Excerpt from a dataset:
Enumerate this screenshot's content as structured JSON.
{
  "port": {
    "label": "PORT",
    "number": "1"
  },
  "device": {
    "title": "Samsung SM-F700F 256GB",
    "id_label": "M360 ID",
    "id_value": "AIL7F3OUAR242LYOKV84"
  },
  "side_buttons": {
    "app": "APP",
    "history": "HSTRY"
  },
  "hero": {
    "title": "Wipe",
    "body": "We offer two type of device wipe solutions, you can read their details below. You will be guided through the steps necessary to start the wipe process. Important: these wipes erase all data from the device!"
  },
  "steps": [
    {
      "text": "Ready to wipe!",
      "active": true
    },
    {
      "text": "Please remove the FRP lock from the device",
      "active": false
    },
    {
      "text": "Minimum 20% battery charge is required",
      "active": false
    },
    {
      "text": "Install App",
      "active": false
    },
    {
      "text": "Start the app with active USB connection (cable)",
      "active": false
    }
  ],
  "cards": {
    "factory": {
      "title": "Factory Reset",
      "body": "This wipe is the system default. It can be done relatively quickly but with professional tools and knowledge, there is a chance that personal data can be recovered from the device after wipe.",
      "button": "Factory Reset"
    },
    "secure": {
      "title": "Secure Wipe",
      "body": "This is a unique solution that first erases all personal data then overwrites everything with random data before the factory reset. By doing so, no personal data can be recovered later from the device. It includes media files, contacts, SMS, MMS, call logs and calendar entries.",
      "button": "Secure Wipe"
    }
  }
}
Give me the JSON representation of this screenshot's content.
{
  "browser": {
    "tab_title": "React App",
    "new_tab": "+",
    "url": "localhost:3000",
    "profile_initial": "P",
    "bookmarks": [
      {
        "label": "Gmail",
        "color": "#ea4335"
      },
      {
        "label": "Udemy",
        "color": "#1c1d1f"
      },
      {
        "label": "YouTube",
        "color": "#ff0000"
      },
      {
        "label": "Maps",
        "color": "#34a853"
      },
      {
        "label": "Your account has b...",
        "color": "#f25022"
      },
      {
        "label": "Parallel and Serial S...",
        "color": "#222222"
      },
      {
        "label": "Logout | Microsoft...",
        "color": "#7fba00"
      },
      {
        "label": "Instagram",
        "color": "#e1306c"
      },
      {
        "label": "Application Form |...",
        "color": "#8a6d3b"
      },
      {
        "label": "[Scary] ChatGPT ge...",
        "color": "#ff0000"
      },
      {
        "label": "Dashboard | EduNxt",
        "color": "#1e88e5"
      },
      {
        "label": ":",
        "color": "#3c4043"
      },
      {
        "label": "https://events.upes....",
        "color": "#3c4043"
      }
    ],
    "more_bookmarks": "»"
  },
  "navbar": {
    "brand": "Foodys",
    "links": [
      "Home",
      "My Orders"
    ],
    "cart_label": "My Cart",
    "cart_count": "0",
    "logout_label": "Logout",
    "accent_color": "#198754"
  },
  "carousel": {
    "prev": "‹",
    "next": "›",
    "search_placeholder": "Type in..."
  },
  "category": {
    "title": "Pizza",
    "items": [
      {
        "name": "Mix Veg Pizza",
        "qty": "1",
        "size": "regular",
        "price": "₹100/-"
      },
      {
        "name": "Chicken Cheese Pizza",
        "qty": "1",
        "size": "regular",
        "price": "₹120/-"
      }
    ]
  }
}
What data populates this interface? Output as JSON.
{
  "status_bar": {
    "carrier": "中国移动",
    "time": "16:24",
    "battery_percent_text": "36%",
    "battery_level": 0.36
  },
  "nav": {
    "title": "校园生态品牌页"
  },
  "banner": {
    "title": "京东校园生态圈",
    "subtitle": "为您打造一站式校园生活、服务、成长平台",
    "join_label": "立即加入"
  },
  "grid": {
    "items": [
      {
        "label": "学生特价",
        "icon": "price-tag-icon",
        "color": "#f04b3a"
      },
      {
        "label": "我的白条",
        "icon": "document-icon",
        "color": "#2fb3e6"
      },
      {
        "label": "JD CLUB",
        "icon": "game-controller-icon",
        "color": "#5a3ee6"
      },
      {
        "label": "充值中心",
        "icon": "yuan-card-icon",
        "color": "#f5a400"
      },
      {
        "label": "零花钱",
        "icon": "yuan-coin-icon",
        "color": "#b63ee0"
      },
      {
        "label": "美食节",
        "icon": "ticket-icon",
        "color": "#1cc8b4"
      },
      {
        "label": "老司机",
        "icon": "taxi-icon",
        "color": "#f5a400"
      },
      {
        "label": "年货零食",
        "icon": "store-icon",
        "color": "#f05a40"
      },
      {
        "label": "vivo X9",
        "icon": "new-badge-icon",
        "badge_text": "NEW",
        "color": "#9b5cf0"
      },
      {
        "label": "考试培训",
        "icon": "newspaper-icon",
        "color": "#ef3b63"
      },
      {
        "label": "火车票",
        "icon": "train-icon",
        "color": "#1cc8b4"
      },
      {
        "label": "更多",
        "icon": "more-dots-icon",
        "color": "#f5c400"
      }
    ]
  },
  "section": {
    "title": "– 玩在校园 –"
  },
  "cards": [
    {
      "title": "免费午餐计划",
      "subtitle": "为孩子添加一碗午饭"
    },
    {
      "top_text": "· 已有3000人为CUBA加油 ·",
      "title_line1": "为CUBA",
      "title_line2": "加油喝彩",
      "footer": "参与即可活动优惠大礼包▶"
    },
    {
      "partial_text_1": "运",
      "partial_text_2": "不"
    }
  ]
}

Problem to solve:
Repeat the lines above exactly.

The output:
Enumerate this screenshot's content as structured JSON.
{
  "port": {
    "label": "PORT",
    "number": "1"
  },
  "device": {
    "title": "Samsung SM-F700F 256GB",
    "id_label": "M360 ID",
    "id_value": "AIL7F3OUAR242LYOKV84"
  },
  "side_buttons": {
    "app": "APP",
    "history": "HSTRY"
  },
  "hero": {
    "title": "Wipe",
    "body": "We offer two type of device wipe solutions, you can read their details below. You will be guided through the steps necessary to start the wipe process. Important: these wipes erase all data from the device!"
  },
  "steps": [
    {
      "text": "Ready to wipe!",
      "active": true
    },
    {
      "text": "Please remove the FRP lock from the device",
      "active": false
    },
    {
      "text": "Minimum 20% battery charge is required",
      "active": false
    },
    {
      "text": "Install App",
      "active": false
    },
    {
      "text": "Start the app with active USB connection (cable)",
      "active": false
    }
  ],
  "cards": {
    "factory": {
      "title": "Factory Reset",
      "body": "This wipe is the system default. It can be done relatively quickly but with professional tools and knowledge, there is a chance that personal data can be recovered from the device after wipe.",
      "button": "Factory Reset"
    },
    "secure": {
      "title": "Secure Wipe",
      "body": "This is a unique solution that first erases all personal data then overwrites everything with random data before the factory reset. By doing so, no personal data can be recovered later from the device. It includes media files, contacts, SMS, MMS, call logs and calendar entries.",
      "button": "Secure Wipe"
    }
  }
}
Give me the JSON representation of this screenshot's content.
{
  "browser": {
    "tab_title": "React App",
    "new_tab": "+",
    "url": "localhost:3000",
    "profile_initial": "P",
    "bookmarks": [
      {
        "label": "Gmail",
        "color": "#ea4335"
      },
      {
        "label": "Udemy",
        "color": "#1c1d1f"
      },
      {
        "label": "YouTube",
        "color": "#ff0000"
      },
      {
        "label": "Maps",
        "color": "#34a853"
      },
      {
        "label": "Your account has b...",
        "color": "#f25022"
      },
      {
        "label": "Parallel and Serial S...",
        "color": "#222222"
      },
      {
        "label": "Logout | Microsoft...",
        "color": "#7fba00"
      },
      {
        "label": "Instagram",
        "color": "#e1306c"
      },
      {
        "label": "Application Form |...",
        "color": "#8a6d3b"
      },
      {
        "label": "[Scary] ChatGPT ge...",
        "color": "#ff0000"
      },
      {
        "label": "Dashboard | EduNxt",
        "color": "#1e88e5"
      },
      {
        "label": ":",
        "color": "#3c4043"
      },
      {
        "label": "https://events.upes....",
        "color": "#3c4043"
      }
    ],
    "more_bookmarks": "»"
  },
  "navbar": {
    "brand": "Foodys",
    "links": [
      "Home",
      "My Orders"
    ],
    "cart_label": "My Cart",
    "cart_count": "0",
    "logout_label": "Logout",
    "accent_color": "#198754"
  },
  "carousel": {
    "prev": "‹",
    "next": "›",
    "search_placeholder": "Type in..."
  },
  "category": {
    "title": "Pizza",
    "items": [
      {
        "name": "Mix Veg Pizza",
        "qty": "1",
        "size": "regular",
        "price": "₹100/-"
      },
      {
        "name": "Chicken Cheese Pizza",
        "qty": "1",
        "size": "regular",
        "price": "₹120/-"
      }
    ]
  }
}
What data populates this interface? Output as JSON.
{
  "status_bar": {
    "carrier": "中国移动",
    "time": "16:24",
    "battery_percent_text": "36%",
    "battery_level": 0.36
  },
  "nav": {
    "title": "校园生态品牌页"
  },
  "banner": {
    "title": "京东校园生态圈",
    "subtitle": "为您打造一站式校园生活、服务、成长平台",
    "join_label": "立即加入"
  },
  "grid": {
    "items": [
      {
        "label": "学生特价",
        "icon": "price-tag-icon",
        "color": "#f04b3a"
      },
      {
        "label": "我的白条",
        "icon": "document-icon",
        "color": "#2fb3e6"
      },
      {
        "label": "JD CLUB",
        "icon": "game-controller-icon",
        "color": "#5a3ee6"
      },
      {
        "label": "充值中心",
        "icon": "yuan-card-icon",
        "color": "#f5a400"
      },
      {
        "label": "零花钱",
        "icon": "yuan-coin-icon",
        "color": "#b63ee0"
      },
      {
        "label": "美食节",
        "icon": "ticket-icon",
        "color": "#1cc8b4"
      },
      {
        "label": "老司机",
        "icon": "taxi-icon",
        "color": "#f5a400"
      },
      {
        "label": "年货零食",
        "icon": "store-icon",
        "color": "#f05a40"
      },
      {
        "label": "vivo X9",
        "icon": "new-badge-icon",
        "badge_text": "NEW",
        "color": "#9b5cf0"
      },
      {
        "label": "考试培训",
        "icon": "newspaper-icon",
        "color": "#ef3b63"
      },
      {
        "label": "火车票",
        "icon": "train-icon",
        "color": "#1cc8b4"
      },
      {
        "label": "更多",
        "icon": "more-dots-icon",
        "color": "#f5c400"
      }
    ]
  },
  "section": {
    "title": "– 玩在校园 –"
  },
  "cards": [
    {
      "title": "免费午餐计划",
      "subtitle": "为孩子添加一碗午饭"
    },
    {
      "top_text": "· 已有3000人为CUBA加油 ·",
      "title_line1": "为CUBA",
      "title_line2": "加油喝彩",
      "footer": "参与即可活动优惠大礼包▶"
    },
    {
      "partial_text_1": "运",
      "partial_text_2": "不"
    }
  ]
}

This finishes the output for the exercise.